STORED ROWS

======

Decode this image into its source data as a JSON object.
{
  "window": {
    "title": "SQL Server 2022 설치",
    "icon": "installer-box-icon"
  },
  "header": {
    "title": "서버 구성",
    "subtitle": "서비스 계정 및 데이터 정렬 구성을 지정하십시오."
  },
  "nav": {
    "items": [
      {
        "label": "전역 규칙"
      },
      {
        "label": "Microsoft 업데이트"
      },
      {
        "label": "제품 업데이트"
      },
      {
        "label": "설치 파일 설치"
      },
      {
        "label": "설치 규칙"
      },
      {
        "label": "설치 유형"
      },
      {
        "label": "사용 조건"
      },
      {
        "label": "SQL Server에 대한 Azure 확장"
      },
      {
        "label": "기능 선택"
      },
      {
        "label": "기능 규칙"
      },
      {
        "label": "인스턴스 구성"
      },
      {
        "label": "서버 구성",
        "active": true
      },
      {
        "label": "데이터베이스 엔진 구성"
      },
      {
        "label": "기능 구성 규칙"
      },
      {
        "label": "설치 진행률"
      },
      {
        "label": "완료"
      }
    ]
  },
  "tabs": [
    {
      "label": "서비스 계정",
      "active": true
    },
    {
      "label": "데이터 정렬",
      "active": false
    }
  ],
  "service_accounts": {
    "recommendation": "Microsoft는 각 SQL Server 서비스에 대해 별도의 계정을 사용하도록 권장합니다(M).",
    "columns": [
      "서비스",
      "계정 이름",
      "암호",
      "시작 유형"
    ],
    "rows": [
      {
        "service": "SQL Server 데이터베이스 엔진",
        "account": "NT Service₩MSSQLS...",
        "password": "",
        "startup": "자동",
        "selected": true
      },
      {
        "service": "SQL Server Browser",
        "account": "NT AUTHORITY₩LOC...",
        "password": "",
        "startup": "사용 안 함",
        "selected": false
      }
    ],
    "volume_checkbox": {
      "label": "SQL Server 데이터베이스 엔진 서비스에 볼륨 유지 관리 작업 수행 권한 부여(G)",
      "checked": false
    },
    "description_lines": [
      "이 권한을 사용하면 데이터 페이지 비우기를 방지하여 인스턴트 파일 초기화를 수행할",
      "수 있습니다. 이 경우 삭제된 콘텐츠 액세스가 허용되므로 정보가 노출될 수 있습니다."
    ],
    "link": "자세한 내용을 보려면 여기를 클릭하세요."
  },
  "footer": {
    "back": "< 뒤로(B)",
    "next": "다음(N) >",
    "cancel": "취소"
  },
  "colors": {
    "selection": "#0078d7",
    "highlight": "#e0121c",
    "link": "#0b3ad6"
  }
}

======

TASK INSTRUCTIONS
Please restate the records in full, word for word.

WRITTEN RESPONSE
Decode this image into its source data as a JSON object.
{
  "window": {
    "title": "SQL Server 2022 설치",
    "icon": "installer-box-icon"
  },
  "header": {
    "title": "서버 구성",
    "subtitle": "서비스 계정 및 데이터 정렬 구성을 지정하십시오."
  },
  "nav": {
    "items": [
      {
        "label": "전역 규칙"
      },
      {
        "label": "Microsoft 업데이트"
      },
      {
        "label": "제품 업데이트"
      },
      {
        "label": "설치 파일 설치"
      },
      {
        "label": "설치 규칙"
      },
      {
        "label": "설치 유형"
      },
      {
        "label": "사용 조건"
      },
      {
        "label": "SQL Server에 대한 Azure 확장"
      },
      {
        "label": "기능 선택"
      },
      {
        "label": "기능 규칙"
      },
      {
        "label": "인스턴스 구성"
      },
      {
        "label": "서버 구성",
        "active": true
      },
      {
        "label": "데이터베이스 엔진 구성"
      },
      {
        "label": "기능 구성 규칙"
      },
      {
        "label": "설치 진행률"
      },
      {
        "label": "완료"
      }
    ]
  },
  "tabs": [
    {
      "label": "서비스 계정",
      "active": true
    },
    {
      "label": "데이터 정렬",
      "active": false
    }
  ],
  "service_accounts": {
    "recommendation": "Microsoft는 각 SQL Server 서비스에 대해 별도의 계정을 사용하도록 권장합니다(M).",
    "columns": [
      "서비스",
      "계정 이름",
      "암호",
      "시작 유형"
    ],
    "rows": [
      {
        "service": "SQL Server 데이터베이스 엔진",
        "account": "NT Service₩MSSQLS...",
        "password": "",
        "startup": "자동",
        "selected": true
      },
      {
        "service": "SQL Server Browser",
        "account": "NT AUTHORITY₩LOC...",
        "password": "",
        "startup": "사용 안 함",
        "selected": false
      }
    ],
    "volume_checkbox": {
      "label": "SQL Server 데이터베이스 엔진 서비스에 볼륨 유지 관리 작업 수행 권한 부여(G)",
      "checked": false
    },
    "description_lines": [
      "이 권한을 사용하면 데이터 페이지 비우기를 방지하여 인스턴트 파일 초기화를 수행할",
      "수 있습니다. 이 경우 삭제된 콘텐츠 액세스가 허용되므로 정보가 노출될 수 있습니다."
    ],
    "link": "자세한 내용을 보려면 여기를 클릭하세요."
  },
  "footer": {
    "back": "< 뒤로(B)",
    "next": "다음(N) >",
    "cancel": "취소"
  },
  "colors": {
    "selection": "#0078d7",
    "highlight": "#e0121c",
    "link": "#0b3ad6"
  }
}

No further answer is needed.